● **SHORT PROBLEM**
Collect each line of the records containing the string "position".

● **PROVIDED ENTRIES**
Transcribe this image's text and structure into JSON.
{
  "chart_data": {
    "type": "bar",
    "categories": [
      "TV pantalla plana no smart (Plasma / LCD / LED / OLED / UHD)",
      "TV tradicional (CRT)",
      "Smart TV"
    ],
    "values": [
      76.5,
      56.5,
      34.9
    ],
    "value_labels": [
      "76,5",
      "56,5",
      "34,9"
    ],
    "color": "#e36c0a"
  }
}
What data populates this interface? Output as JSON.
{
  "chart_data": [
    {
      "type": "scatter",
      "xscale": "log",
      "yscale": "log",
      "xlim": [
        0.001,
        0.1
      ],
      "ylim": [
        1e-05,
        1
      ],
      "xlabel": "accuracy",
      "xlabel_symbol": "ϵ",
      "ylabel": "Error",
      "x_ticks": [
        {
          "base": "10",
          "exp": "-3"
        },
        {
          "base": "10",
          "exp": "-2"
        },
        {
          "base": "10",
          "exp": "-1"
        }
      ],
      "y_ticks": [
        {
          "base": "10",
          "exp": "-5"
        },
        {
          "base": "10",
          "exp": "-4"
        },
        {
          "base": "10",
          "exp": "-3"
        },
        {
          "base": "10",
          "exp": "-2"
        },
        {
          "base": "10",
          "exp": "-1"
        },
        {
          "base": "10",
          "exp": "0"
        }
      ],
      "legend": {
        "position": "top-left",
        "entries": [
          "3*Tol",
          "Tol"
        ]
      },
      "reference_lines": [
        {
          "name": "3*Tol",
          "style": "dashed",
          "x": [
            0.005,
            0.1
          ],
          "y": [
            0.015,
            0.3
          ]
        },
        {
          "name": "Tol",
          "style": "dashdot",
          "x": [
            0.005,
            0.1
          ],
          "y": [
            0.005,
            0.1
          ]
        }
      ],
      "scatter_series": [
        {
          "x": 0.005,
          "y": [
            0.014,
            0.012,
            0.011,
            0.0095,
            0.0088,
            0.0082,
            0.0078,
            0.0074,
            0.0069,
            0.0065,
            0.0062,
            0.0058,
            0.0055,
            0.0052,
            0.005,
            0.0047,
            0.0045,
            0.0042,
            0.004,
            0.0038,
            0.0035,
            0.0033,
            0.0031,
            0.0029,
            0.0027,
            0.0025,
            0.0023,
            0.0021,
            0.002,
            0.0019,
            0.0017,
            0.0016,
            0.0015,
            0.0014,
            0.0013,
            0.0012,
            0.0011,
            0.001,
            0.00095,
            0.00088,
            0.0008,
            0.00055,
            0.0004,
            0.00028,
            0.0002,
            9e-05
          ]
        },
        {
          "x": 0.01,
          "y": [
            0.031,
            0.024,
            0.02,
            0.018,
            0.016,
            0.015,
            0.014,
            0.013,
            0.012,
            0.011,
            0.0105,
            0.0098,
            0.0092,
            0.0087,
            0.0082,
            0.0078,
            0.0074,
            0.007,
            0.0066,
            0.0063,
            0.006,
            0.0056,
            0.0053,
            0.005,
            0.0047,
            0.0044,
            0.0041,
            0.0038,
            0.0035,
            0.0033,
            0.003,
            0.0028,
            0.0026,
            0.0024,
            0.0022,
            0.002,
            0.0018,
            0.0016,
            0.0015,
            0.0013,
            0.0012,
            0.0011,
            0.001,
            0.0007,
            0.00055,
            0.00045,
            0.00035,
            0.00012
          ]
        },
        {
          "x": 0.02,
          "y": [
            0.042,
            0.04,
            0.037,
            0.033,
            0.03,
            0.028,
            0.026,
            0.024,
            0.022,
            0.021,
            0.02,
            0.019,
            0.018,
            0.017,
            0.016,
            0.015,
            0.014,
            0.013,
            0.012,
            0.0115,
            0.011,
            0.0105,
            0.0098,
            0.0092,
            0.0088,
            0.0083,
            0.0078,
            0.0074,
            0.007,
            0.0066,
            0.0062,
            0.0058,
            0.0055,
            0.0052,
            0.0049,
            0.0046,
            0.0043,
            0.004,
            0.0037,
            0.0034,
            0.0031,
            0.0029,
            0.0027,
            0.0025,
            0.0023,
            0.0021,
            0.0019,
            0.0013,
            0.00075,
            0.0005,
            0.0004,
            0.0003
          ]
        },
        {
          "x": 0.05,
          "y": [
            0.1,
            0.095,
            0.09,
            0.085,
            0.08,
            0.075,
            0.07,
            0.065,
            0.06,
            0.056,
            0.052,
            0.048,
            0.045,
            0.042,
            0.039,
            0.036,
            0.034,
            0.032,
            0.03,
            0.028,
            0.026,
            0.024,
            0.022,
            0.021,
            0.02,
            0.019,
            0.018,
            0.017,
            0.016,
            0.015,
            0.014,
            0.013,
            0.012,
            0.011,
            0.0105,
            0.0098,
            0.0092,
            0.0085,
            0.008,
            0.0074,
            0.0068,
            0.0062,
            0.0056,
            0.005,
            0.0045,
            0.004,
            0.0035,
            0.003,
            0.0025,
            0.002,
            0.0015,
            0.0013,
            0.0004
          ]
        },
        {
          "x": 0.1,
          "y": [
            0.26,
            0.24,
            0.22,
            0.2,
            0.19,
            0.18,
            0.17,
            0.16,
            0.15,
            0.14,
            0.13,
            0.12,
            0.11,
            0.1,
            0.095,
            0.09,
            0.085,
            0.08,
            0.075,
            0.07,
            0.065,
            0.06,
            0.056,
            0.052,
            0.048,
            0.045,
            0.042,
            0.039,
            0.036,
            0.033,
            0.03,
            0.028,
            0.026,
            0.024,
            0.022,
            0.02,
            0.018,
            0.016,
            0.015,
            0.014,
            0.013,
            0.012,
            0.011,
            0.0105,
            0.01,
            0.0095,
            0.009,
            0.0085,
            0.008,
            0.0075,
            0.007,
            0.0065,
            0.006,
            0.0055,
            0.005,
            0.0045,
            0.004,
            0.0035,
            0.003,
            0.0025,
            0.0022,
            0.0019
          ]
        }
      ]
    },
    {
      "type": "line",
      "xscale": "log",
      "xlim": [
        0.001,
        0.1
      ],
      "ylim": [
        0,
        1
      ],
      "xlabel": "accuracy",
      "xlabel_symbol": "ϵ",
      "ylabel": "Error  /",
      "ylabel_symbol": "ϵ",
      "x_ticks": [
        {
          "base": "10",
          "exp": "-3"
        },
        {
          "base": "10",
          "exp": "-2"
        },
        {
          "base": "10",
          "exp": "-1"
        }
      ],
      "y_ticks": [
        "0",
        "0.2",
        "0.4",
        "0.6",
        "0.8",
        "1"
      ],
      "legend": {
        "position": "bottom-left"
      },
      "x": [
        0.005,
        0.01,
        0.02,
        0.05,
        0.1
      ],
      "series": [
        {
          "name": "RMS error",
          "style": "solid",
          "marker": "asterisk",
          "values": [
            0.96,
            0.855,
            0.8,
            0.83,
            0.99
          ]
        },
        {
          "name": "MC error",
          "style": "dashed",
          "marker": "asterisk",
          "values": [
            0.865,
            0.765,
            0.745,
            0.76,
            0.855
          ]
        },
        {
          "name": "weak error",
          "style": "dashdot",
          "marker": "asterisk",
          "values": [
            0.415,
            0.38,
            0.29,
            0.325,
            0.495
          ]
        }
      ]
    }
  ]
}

● **ANSWER**
        "position": "top-left",
        "position": "bottom-left"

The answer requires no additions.